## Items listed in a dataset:
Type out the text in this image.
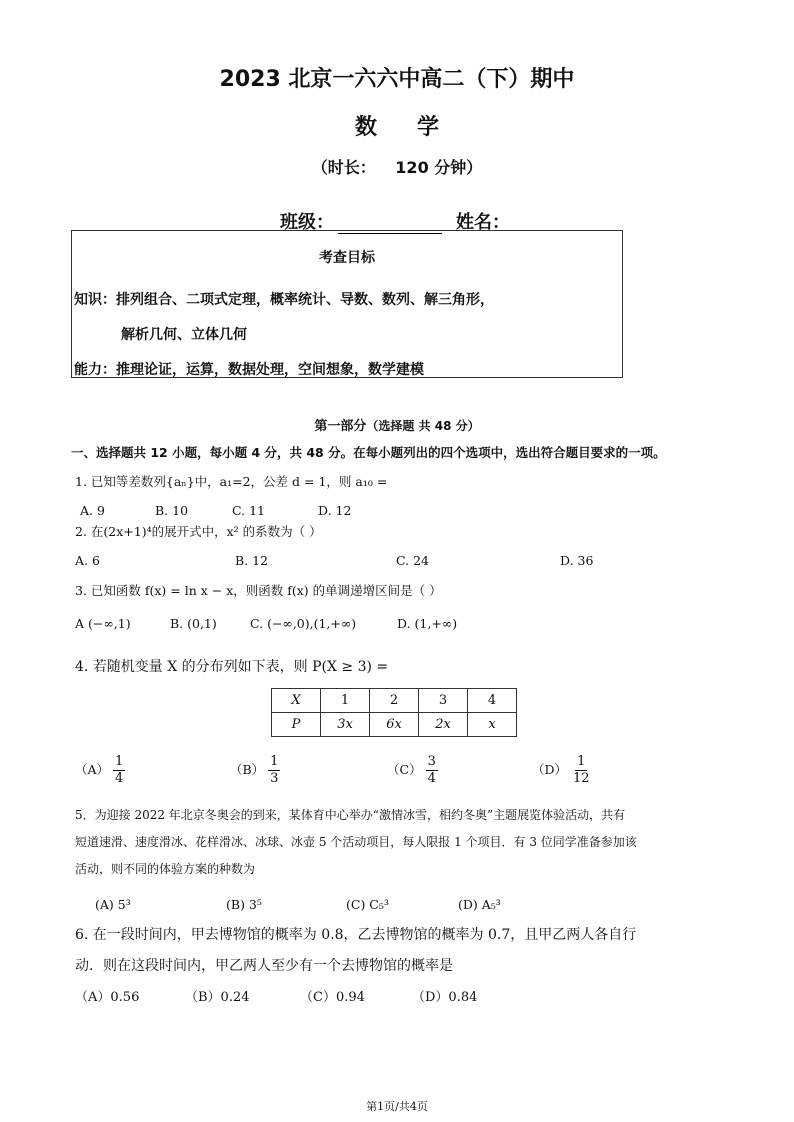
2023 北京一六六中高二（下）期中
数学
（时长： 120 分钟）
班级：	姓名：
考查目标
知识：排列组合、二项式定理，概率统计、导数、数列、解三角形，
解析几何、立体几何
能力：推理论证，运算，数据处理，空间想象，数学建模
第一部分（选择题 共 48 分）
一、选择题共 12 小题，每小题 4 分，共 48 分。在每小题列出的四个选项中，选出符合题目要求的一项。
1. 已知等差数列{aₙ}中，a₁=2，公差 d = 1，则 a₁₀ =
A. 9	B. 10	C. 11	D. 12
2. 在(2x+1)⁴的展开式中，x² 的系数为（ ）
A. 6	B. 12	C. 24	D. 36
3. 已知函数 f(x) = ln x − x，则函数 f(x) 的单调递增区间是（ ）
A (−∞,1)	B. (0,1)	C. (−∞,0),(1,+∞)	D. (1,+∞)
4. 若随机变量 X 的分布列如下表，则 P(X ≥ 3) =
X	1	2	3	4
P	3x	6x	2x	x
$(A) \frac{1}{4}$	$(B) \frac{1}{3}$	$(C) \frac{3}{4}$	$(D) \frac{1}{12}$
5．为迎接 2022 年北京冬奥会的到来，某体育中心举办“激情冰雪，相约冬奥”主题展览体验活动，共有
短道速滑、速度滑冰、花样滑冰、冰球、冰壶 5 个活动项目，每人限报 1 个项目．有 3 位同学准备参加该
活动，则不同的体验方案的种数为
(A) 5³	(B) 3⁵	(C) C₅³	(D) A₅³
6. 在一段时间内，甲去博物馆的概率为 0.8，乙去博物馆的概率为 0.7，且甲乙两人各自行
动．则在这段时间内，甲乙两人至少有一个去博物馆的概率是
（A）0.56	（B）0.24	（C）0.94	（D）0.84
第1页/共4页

==

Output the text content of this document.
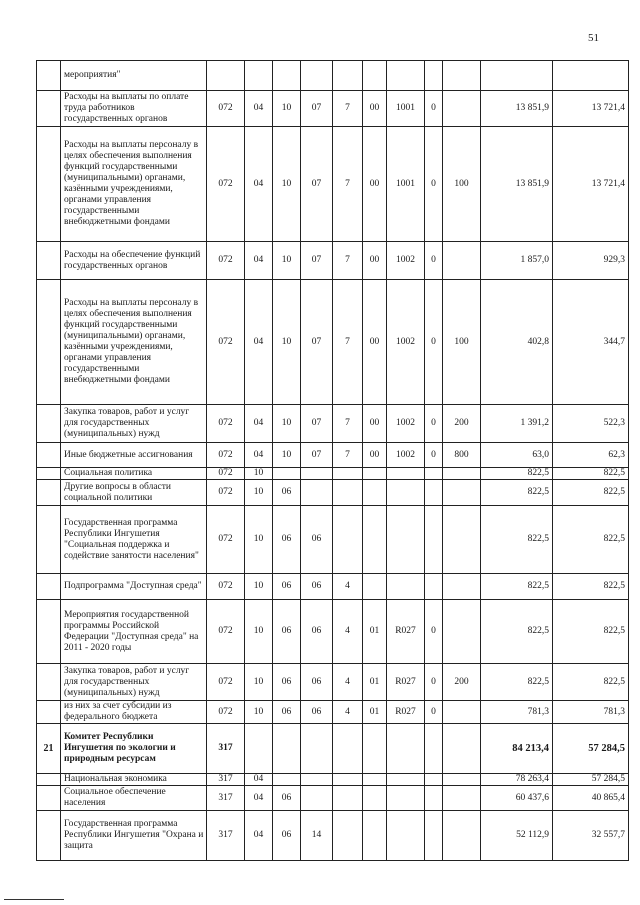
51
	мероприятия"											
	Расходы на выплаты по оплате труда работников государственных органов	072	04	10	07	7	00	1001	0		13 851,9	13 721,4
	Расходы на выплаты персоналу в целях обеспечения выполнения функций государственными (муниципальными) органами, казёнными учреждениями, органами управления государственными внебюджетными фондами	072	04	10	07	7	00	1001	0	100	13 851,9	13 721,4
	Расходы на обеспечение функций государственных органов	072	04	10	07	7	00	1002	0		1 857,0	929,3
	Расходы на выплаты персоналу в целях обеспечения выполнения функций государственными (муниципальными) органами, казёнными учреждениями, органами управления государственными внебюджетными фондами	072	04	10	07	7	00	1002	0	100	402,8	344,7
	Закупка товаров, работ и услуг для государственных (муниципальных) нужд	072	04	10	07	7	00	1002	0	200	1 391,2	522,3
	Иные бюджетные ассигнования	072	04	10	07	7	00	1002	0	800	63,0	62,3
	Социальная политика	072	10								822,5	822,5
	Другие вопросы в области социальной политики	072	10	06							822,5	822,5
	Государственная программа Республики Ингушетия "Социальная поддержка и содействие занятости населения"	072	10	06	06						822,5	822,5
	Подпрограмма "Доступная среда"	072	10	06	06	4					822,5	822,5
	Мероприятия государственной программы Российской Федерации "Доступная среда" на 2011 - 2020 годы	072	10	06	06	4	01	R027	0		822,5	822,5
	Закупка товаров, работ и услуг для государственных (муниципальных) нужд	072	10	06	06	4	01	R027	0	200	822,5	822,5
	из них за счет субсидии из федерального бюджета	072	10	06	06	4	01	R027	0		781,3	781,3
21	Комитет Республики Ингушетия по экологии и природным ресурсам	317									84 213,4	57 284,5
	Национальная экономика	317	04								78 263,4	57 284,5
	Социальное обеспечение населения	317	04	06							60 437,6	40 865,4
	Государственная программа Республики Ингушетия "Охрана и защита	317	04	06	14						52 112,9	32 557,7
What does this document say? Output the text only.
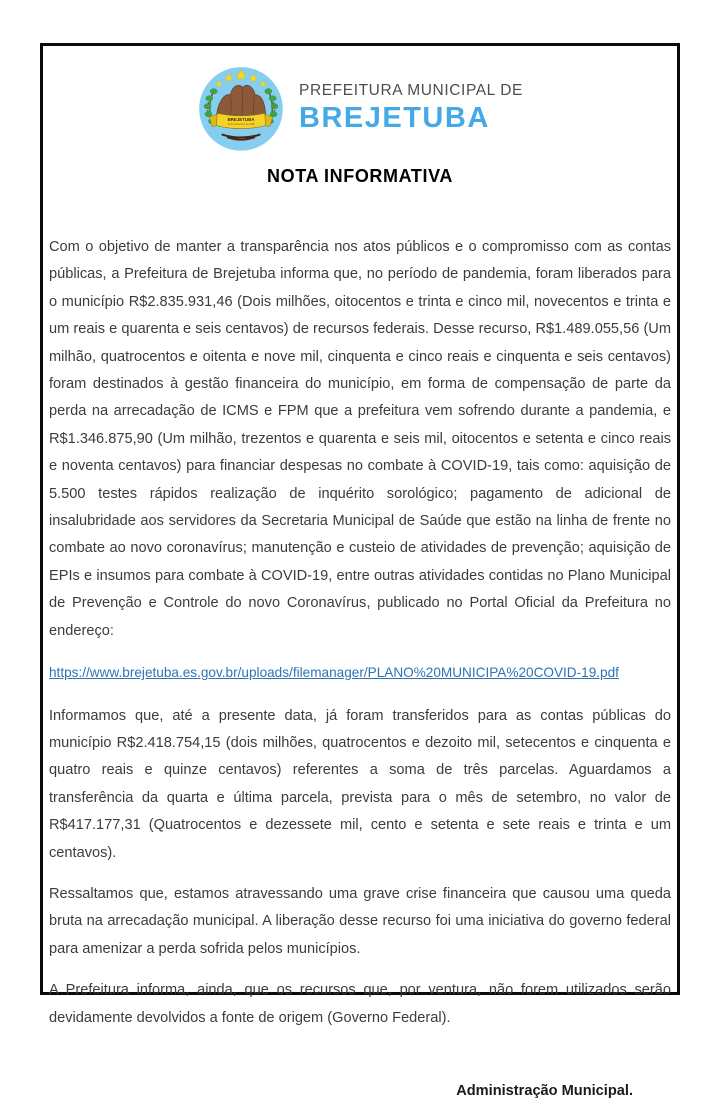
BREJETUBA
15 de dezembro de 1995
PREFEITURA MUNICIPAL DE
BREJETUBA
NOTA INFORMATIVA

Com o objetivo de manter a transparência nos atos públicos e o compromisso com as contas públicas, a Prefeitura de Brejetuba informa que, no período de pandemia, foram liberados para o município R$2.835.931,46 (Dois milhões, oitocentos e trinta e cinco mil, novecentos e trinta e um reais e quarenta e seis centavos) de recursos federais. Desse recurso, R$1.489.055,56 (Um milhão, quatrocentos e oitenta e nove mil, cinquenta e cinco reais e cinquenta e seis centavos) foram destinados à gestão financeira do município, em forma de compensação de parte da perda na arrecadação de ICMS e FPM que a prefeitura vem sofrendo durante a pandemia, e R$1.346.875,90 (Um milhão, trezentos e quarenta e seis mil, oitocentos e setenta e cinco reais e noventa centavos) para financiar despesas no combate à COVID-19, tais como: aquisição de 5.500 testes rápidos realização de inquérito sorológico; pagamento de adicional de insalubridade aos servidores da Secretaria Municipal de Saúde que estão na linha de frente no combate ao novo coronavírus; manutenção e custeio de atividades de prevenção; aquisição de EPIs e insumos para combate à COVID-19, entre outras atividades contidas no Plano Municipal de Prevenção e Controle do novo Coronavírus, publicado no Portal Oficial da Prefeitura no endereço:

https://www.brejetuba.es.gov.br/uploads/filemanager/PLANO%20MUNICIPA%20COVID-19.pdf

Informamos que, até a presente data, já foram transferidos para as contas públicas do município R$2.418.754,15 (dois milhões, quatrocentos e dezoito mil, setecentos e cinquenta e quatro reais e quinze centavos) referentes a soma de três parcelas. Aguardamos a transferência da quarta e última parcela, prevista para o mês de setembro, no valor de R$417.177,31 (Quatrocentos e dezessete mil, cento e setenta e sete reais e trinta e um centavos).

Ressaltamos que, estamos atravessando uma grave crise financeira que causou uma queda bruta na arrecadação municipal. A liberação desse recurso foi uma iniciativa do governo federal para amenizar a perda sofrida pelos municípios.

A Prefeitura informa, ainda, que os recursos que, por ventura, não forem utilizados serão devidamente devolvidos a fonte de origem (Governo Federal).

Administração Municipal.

## Work to be completed:
Only the number is wanted: how many lines of the data contain the word "Ингушетия"?

## Result:
3